* **Supplied material**
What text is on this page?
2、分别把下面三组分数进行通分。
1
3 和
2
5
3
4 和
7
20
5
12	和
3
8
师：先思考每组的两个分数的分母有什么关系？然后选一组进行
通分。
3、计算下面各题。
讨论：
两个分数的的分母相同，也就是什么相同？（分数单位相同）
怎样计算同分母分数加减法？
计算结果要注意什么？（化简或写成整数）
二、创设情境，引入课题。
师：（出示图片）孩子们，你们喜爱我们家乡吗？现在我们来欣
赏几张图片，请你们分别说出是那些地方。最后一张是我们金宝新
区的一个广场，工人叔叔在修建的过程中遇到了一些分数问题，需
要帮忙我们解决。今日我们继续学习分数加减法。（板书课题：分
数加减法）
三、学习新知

* **What you are asked to do**
Your task is to output all of the data above word for word.

* **Output of the task**
What text is on this page?
2、分别把下面三组分数进行通分。
1
3 和
2
5
3
4 和
7
20
5
12	和
3
8
师：先思考每组的两个分数的分母有什么关系？然后选一组进行
通分。
3、计算下面各题。
讨论：
两个分数的的分母相同，也就是什么相同？（分数单位相同）
怎样计算同分母分数加减法？
计算结果要注意什么？（化简或写成整数）
二、创设情境，引入课题。
师：（出示图片）孩子们，你们喜爱我们家乡吗？现在我们来欣
赏几张图片，请你们分别说出是那些地方。最后一张是我们金宝新
区的一个广场，工人叔叔在修建的过程中遇到了一些分数问题，需
要帮忙我们解决。今日我们继续学习分数加减法。（板书课题：分
数加减法）
三、学习新知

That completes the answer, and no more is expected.